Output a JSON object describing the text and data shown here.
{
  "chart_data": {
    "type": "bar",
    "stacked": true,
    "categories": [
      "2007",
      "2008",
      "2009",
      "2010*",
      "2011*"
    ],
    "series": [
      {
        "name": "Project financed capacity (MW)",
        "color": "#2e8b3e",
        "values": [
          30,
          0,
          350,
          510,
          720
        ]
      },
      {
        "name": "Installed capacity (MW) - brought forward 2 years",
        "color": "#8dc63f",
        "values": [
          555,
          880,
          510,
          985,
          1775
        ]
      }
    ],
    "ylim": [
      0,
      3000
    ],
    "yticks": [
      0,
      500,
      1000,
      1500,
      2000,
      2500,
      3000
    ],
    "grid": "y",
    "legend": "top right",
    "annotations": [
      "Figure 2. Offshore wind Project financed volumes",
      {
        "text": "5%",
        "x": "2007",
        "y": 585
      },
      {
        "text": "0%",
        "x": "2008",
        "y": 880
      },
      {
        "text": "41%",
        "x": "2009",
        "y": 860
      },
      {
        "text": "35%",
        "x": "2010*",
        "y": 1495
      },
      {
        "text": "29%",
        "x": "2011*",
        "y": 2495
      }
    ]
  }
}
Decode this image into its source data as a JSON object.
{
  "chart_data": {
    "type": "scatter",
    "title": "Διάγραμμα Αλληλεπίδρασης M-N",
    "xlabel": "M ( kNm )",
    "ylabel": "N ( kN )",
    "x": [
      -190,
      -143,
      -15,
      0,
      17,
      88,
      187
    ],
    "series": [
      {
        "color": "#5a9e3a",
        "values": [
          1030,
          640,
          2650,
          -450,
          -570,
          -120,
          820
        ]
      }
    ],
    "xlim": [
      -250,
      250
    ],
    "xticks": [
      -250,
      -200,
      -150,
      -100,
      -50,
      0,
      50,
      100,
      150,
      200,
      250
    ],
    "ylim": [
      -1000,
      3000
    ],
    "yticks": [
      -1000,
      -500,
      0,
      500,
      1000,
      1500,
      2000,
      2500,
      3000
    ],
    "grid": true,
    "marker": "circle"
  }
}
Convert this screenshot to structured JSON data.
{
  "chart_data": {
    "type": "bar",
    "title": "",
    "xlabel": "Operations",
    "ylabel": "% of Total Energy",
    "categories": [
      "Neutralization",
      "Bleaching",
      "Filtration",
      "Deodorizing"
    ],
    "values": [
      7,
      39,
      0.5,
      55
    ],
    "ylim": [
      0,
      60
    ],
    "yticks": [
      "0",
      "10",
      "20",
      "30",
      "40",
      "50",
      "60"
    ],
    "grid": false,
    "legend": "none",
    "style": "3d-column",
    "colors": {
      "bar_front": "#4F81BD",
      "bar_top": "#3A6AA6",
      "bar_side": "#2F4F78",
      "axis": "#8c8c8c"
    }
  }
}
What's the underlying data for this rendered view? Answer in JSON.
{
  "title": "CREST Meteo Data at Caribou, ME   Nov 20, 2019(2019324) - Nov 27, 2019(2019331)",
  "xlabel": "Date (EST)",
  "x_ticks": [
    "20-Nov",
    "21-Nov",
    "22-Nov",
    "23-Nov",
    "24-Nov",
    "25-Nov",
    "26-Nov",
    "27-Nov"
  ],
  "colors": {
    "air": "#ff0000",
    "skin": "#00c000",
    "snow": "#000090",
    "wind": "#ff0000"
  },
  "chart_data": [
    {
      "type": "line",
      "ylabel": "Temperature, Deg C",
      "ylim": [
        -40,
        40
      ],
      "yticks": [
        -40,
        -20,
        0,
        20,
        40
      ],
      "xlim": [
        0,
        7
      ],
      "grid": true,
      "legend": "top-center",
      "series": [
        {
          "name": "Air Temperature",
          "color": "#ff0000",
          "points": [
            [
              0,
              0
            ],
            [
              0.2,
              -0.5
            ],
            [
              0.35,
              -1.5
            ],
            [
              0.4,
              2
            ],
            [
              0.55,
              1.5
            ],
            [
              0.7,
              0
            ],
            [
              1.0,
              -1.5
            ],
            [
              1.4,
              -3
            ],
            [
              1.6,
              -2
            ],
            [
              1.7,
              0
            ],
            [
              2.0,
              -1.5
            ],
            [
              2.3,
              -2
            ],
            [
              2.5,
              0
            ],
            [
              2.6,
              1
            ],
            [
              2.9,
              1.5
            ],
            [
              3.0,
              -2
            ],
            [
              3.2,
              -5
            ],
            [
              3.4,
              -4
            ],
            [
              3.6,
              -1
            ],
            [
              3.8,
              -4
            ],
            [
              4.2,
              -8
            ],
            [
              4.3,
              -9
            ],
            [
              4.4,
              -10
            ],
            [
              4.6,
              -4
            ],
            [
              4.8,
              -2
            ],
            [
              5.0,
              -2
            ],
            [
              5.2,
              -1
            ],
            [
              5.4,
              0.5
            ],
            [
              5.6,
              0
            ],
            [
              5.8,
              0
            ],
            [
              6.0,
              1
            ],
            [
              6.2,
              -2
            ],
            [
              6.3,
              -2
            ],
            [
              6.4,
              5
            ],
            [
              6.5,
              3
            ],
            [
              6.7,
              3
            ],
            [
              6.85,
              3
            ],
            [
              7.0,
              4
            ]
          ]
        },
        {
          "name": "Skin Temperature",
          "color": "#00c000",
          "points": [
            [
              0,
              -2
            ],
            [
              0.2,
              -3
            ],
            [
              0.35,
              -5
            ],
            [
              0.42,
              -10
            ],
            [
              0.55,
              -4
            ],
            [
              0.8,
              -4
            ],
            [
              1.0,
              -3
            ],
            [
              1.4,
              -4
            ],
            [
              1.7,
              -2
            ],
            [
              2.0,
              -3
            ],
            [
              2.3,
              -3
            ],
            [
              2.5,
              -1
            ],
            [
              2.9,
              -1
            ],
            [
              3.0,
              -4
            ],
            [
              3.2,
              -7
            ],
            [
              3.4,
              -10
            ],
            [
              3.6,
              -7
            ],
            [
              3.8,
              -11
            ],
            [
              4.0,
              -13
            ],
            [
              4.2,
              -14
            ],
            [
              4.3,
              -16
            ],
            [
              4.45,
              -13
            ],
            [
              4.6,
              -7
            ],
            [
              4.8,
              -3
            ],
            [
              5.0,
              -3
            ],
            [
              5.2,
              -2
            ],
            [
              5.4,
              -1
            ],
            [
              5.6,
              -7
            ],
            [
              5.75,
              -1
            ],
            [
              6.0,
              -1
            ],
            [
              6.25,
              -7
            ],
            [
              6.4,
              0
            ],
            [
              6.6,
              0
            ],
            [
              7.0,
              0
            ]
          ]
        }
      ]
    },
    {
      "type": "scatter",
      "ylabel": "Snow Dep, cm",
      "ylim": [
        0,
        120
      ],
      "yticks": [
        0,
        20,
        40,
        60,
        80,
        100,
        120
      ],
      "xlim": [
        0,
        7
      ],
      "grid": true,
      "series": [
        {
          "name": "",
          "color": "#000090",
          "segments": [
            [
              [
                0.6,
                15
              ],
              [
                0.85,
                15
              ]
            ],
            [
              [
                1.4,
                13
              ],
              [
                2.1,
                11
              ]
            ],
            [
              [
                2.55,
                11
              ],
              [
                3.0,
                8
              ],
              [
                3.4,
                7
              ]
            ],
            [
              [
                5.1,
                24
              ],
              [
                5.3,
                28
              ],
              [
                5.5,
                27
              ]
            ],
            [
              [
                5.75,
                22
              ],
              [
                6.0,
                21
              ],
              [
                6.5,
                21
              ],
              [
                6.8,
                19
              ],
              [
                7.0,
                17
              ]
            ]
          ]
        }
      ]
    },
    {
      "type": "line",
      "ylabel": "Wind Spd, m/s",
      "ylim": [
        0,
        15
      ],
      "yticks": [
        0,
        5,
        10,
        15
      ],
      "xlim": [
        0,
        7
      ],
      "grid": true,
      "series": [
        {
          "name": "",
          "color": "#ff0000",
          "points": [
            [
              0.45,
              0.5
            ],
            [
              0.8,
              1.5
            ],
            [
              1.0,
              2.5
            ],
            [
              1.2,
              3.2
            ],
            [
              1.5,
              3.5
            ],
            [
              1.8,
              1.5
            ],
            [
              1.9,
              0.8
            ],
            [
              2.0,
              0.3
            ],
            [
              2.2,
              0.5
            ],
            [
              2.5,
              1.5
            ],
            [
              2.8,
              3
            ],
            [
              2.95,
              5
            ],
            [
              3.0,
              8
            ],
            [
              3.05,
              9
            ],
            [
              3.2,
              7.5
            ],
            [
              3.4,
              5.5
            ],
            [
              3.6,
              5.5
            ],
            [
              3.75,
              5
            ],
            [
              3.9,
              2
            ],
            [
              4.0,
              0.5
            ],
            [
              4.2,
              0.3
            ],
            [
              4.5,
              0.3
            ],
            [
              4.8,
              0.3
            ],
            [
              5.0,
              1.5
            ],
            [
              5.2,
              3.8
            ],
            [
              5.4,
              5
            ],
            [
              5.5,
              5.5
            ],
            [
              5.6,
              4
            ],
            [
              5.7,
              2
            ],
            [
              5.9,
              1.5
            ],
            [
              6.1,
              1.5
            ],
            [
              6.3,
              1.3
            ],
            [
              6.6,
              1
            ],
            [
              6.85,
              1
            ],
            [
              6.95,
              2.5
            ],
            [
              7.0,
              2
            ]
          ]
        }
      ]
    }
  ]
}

◆ Problem statement: Each line that has the word "ylabel" should be copied.

◆ Solution for this exercise:
    "ylabel": "N ( kN )",
    "ylabel": "% of Total Energy",
      "ylabel": "Temperature, Deg C",
      "ylabel": "Snow Dep, cm",
      "ylabel": "Wind Spd, m/s",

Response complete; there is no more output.